Entries.
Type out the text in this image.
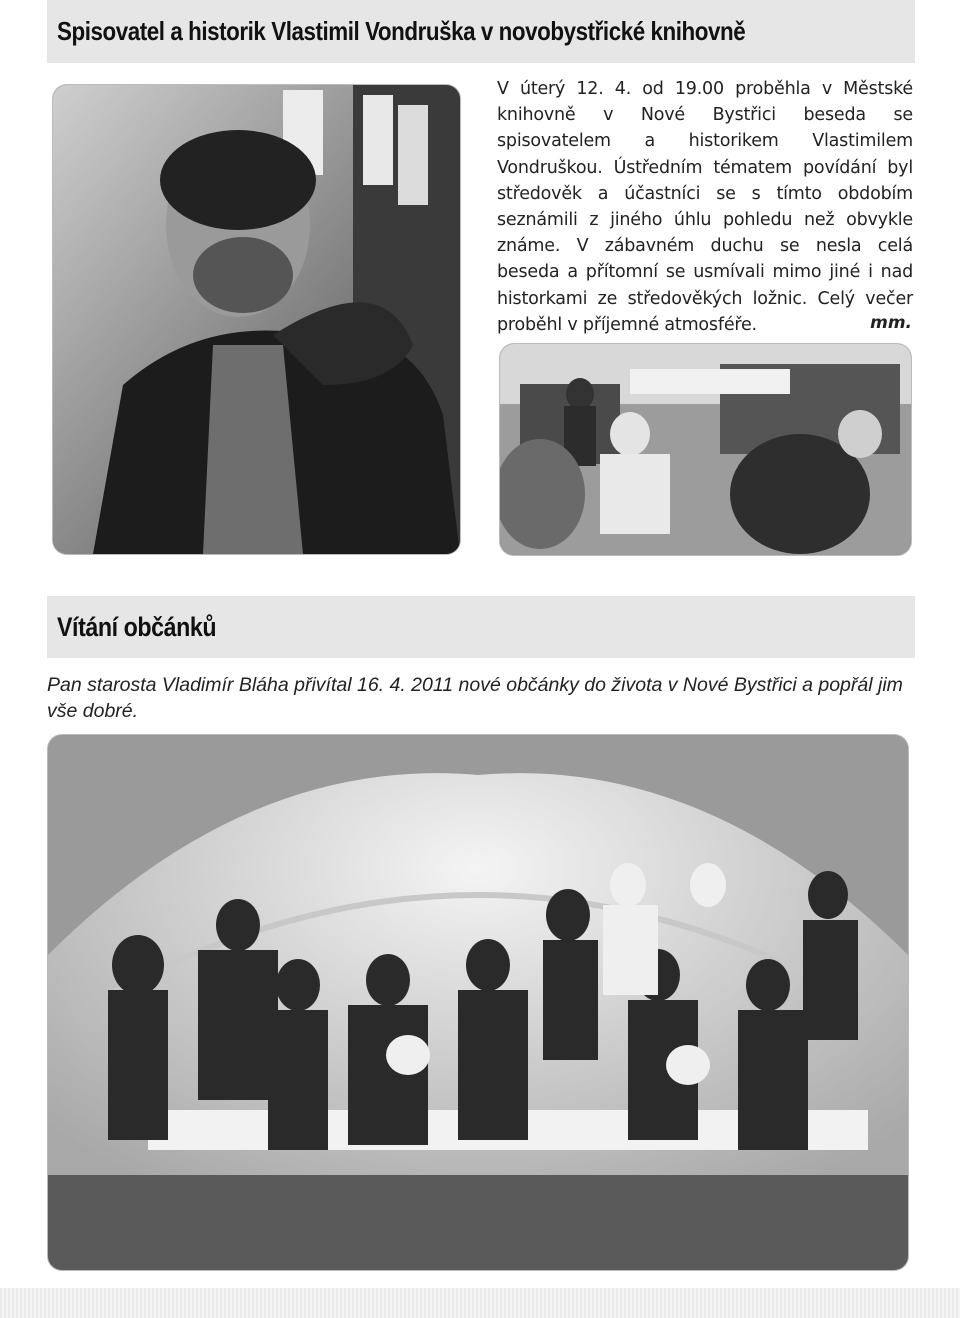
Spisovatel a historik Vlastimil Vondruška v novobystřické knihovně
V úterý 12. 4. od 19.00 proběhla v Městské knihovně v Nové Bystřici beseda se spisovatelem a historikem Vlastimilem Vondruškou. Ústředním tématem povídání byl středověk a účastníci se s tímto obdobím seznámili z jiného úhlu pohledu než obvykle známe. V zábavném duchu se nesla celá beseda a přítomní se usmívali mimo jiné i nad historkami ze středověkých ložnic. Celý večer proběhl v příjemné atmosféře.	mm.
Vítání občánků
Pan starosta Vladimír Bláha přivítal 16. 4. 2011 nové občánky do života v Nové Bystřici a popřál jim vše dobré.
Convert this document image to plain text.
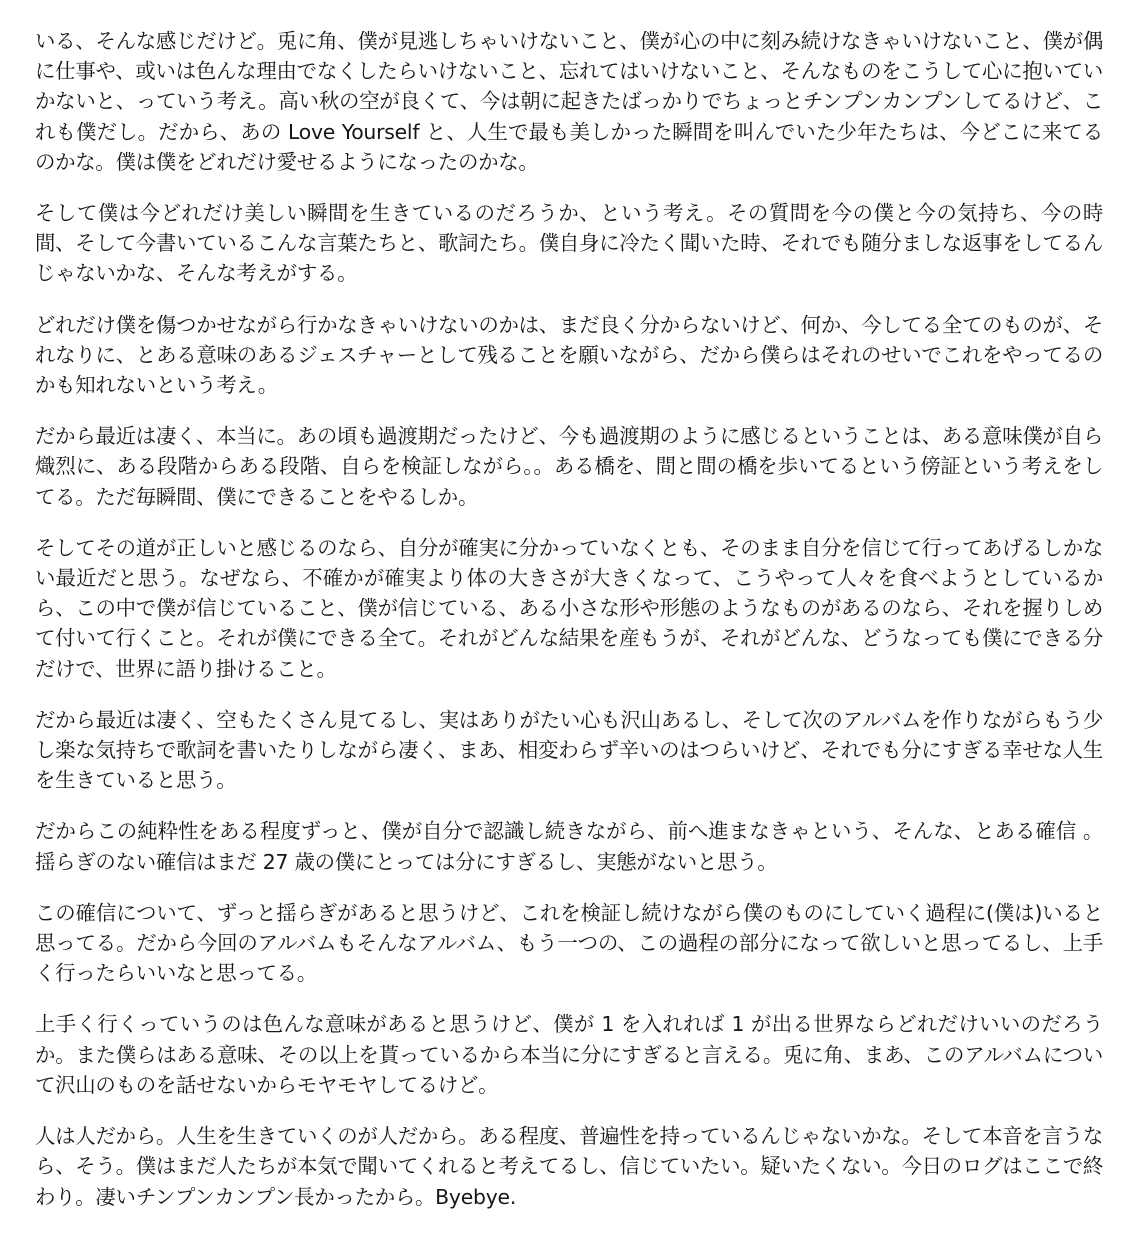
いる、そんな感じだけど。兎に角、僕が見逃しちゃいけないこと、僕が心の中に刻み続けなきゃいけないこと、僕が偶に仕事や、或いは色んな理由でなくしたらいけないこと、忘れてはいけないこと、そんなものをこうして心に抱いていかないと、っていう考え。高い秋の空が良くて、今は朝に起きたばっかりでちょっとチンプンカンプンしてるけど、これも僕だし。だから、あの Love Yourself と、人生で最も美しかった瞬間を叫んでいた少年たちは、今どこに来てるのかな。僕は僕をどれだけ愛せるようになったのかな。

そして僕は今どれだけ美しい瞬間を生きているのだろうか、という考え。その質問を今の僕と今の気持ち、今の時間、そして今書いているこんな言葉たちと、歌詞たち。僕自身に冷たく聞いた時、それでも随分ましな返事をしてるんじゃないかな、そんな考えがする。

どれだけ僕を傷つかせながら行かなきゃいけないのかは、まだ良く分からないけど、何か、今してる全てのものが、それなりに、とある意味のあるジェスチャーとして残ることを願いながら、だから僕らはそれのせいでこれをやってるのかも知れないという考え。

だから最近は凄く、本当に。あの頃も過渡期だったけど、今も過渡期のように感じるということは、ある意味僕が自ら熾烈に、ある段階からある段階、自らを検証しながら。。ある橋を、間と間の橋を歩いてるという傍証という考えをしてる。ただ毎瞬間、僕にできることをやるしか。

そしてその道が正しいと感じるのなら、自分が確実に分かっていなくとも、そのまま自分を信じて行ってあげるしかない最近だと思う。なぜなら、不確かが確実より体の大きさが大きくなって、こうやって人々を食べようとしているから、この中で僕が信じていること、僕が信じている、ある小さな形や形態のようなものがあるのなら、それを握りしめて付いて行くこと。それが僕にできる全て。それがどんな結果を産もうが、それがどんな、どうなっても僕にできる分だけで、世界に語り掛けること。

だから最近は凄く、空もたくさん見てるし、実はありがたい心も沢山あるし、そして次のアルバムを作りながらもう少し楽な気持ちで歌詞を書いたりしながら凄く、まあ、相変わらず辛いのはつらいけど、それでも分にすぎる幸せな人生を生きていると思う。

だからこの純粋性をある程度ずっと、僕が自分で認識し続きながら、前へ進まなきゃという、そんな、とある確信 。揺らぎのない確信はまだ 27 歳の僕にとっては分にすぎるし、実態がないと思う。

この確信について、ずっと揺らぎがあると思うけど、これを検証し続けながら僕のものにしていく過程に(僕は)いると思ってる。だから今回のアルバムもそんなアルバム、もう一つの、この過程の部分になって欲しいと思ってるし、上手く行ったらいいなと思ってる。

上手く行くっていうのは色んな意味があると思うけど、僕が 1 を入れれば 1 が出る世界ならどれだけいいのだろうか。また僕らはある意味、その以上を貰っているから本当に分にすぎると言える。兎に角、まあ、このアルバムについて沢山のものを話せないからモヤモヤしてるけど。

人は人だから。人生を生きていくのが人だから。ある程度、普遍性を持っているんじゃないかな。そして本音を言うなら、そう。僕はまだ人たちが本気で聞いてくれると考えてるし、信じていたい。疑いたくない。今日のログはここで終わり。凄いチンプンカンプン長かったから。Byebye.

--

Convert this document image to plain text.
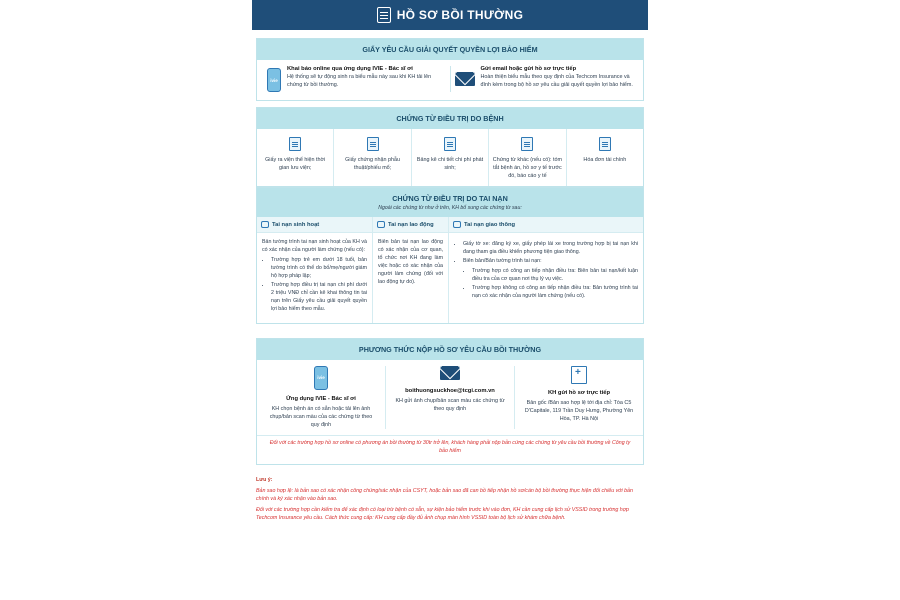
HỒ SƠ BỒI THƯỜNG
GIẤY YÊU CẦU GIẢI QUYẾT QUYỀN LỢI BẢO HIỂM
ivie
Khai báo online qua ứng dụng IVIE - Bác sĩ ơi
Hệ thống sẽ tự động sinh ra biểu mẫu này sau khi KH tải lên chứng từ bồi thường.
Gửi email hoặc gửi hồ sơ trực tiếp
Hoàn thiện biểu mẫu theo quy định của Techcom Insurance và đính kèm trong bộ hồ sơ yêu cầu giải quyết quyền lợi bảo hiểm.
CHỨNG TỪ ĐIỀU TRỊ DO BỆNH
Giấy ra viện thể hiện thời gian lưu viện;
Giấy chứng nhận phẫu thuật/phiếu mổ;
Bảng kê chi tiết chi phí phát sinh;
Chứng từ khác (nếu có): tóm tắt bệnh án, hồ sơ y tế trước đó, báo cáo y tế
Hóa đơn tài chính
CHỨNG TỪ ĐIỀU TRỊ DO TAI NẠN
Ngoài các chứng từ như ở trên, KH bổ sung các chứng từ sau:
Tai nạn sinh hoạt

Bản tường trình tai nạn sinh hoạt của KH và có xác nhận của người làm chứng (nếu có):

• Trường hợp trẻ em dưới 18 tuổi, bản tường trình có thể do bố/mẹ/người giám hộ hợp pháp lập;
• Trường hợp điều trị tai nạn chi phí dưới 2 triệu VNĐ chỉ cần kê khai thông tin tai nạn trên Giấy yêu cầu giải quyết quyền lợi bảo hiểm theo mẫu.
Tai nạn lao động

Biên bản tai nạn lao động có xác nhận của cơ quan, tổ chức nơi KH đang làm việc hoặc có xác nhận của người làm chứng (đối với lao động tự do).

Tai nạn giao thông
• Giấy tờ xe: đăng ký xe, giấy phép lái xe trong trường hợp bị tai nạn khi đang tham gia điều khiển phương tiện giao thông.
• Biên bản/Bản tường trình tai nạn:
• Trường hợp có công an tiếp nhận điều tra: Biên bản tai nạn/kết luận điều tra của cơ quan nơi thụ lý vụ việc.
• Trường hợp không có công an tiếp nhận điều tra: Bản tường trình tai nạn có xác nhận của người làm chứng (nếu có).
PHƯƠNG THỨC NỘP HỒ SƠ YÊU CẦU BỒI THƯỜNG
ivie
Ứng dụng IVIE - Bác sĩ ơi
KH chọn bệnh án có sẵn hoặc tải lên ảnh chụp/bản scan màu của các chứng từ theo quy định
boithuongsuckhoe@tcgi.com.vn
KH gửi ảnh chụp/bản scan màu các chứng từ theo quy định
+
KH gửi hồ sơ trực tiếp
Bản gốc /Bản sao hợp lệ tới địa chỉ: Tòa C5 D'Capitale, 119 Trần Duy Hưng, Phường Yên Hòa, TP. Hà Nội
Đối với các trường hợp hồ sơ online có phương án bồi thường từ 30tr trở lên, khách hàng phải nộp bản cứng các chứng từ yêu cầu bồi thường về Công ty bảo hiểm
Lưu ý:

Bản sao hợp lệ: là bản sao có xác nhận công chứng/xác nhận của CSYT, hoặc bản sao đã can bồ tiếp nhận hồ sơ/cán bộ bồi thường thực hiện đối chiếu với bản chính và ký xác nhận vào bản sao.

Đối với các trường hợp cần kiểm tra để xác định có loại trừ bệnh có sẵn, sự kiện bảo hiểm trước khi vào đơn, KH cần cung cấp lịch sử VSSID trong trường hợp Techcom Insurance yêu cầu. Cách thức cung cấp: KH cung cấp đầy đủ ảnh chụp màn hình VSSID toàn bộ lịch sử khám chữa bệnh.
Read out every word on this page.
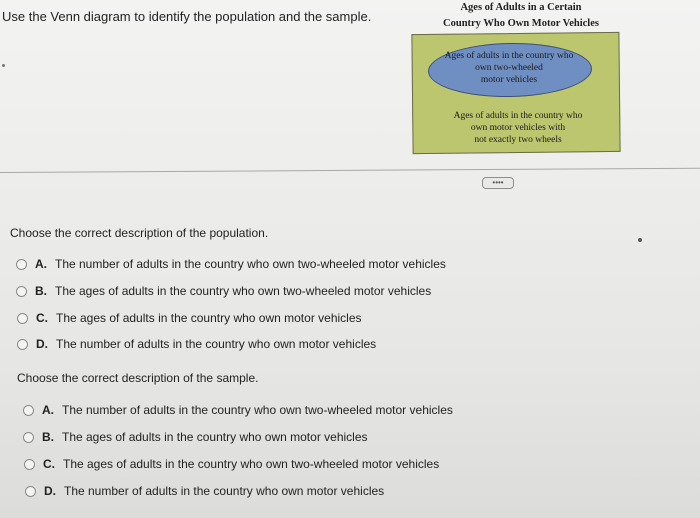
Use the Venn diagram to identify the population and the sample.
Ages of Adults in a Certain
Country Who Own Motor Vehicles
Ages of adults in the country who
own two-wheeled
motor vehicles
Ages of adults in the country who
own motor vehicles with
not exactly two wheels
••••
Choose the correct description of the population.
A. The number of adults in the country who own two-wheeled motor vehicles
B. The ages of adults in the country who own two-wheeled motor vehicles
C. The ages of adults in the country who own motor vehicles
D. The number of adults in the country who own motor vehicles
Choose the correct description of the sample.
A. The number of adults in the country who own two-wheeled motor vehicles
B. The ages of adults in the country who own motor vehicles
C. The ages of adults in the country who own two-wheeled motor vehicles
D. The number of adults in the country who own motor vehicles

Exercise aim.
Counting only lines of the data above that hold "trực", report the total and nothing else.

Task response.
2